Complete the following ▸
1. Using the account of the Iowa farm visit, explain why James still grieves over the erosion of the farmland.
2. Reproduce the part of the account of the Iowa farm visit that opens with the words "Paul and I felt" and closes with "shaven for interviews.", substituting "his wife" for "Marilyn".

Source ▸
I had visited rural Iowa when I was 8 with my mom and brother Brandon, but had not come back since. The Rychnovsky’s were second cousins, but they were treating us like close knit family that had finally come home….and we felt that way too. In their 70’s now, James and Marilyn had raised their five children on that same farm, had over 160 acres that they raised corn, beans, and cattle for 45 years. Marilyn had raised much of their own produce and they both had calloused hands from years of hard work. They since retired, and rented out the acres around them to other farmers to till. They still have their garden, the farm dog, and James takes his dog for a “ride” (not a walk) in the pickup around the miles of farm every morning and evening. Lush and green, the farm smelled like freshly mowed grass and sounded like warbling birds. Everything looked the same as I remembered it thirty five years ago: I remember riding bare back on their horse with four of the cousins (all girls), riding on the tractor, and visiting one of their classrooms as the “California visitor” that came to school. Theirs was an example of a large, close family that was always playing outside, loud with many voices speaking at once, and always laughing. It was a bit of a confirmation for me remembering how much fun it was to play with all the cousins when I was young, and now moving to Alabama/Nashville so Evie can be closer to her cousins too. I remember it felt like one constant playdate opportunity, only it didn’t have to be scheduled two weeks in advance like we do in California.

 Marilyn and James told us that they set aside two days to show us around, and that they “had nothing else to do during our visit”….wow. Who has time like that in busy California?. They taught us about how farming has changed in 50 years of farming, and how he used to use combines that had 2 rows, and now they are harvest up to 32 rows at a time. He drove us to the John Deere equipment yard and showed us the old equipment like he used to use sitting in the back of yard rusting. He grieved over the erosion caused by over planting/harvesting without keeping grass areas for drainage and runoff…. He still cares, the land was his livelihood and he wants to preserve it.

Paul and I felt like we were on our own personal marriage retreat visiting with them. Every meal cooked and eaten together with just the four of us talking about family, their children, their faith, 50 years of farming, and how they have divided up the work over the years.  They had made a happy life together that worked. One quote that James had about marriage was, “Well, the way I figure it, Marilyn makes all the little decisions, and I make all the big ones…..But so far we haven’t had one big decision yet”.  I felt like crying when I left because, as Paul said, “They felt like grandparents to us”.  What amazing people.

How I know “Our Times are a Changin’” and we aren’t in  California anymore:

  1. Paul shaved off his scruffy three week beard today and is clean shaven for interviews.
  2. When we drove into Huntsville, AL, there was a local politician sitting on a chair under his 2012_0420_14-00-35 campaign banner mounted on a trailer. He was sitting there waving at all the cars at the intersection under the giant picture of his face and sign with his name on it: wow, only in Alabama.

Given entries ▸
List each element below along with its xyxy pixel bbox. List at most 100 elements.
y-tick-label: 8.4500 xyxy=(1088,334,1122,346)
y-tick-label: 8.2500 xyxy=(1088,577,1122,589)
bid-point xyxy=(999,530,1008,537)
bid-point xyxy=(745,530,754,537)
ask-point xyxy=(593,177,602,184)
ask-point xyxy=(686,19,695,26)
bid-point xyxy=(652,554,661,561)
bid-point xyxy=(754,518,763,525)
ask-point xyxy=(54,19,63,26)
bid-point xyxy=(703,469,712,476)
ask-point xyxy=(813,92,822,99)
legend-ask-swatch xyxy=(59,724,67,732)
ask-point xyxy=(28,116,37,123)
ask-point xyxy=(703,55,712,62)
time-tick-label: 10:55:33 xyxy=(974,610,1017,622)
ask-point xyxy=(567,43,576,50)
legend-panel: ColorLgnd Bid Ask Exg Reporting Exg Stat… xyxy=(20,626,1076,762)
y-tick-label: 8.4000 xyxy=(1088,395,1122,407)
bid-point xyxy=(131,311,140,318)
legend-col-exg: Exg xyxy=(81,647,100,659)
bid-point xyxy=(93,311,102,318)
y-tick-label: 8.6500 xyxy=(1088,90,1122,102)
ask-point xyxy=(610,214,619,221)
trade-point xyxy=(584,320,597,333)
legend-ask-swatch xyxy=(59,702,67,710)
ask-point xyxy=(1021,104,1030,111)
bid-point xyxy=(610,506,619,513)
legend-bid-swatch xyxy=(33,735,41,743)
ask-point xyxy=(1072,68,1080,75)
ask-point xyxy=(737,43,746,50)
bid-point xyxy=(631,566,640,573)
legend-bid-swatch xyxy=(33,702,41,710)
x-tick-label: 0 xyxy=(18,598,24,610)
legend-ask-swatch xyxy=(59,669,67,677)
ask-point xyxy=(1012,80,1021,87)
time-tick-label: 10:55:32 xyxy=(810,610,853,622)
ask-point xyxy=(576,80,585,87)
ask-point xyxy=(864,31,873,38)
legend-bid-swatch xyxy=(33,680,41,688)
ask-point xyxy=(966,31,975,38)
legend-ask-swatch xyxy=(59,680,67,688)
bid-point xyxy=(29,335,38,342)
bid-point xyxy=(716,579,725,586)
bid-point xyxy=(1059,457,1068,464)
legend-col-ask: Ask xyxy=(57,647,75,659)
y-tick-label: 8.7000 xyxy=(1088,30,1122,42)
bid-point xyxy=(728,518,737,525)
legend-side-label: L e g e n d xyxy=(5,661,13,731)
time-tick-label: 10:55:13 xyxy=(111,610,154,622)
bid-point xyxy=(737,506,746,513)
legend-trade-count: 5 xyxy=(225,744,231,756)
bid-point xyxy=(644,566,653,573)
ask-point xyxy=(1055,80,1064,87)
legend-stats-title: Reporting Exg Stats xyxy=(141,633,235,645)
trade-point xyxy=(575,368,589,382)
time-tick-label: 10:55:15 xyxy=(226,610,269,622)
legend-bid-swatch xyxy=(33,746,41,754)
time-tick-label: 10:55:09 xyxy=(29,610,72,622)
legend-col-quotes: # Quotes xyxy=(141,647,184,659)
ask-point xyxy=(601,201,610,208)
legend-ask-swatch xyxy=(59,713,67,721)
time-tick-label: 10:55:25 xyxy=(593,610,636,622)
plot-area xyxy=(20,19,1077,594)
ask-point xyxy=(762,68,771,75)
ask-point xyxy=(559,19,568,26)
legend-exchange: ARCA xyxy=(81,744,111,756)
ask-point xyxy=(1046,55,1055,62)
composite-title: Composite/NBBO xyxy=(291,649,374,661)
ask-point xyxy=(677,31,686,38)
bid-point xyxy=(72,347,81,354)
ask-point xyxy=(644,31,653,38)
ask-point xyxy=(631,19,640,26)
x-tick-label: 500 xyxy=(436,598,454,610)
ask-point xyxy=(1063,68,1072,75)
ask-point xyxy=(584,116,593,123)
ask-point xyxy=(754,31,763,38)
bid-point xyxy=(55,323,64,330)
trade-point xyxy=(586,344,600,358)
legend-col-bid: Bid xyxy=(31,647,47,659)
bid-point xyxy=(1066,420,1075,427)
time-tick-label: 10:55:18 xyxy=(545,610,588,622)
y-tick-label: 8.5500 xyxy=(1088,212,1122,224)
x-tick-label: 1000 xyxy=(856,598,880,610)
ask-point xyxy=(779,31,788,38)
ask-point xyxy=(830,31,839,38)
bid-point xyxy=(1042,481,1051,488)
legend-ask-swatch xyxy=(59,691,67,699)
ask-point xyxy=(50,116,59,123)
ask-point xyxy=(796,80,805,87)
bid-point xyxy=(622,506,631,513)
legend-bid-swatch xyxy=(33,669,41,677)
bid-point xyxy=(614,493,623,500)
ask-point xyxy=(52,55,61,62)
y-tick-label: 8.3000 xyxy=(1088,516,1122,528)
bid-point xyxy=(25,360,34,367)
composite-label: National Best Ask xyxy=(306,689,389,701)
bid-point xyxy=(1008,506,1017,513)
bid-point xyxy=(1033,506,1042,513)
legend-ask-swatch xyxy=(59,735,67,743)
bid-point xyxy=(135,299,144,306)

Answers to each task ▸
1. James grieves over the erosion because he still cares about the land. It was his livelihood, and he wants to preserve it.

2.
Paul and I felt like we were on our own personal marriage retreat visiting with them. Every meal cooked and eaten together with just the four of us talking about family, their children, their faith, 50 years of farming, and how they have divided up the work over the years.  They had made a happy life together that worked. One quote that James had about marriage was, “Well, the way I figure it, his wife makes all the little decisions, and I make all the big ones…..But so far we haven’t had one big decision yet”.  I felt like crying when I left because, as Paul said, “They felt like grandparents to us”.  What amazing people.

How I know “Our Times are a Changin’” and we aren’t in  California anymore:

  1. Paul shaved off his scruffy three week beard today and is clean shaven for interviews.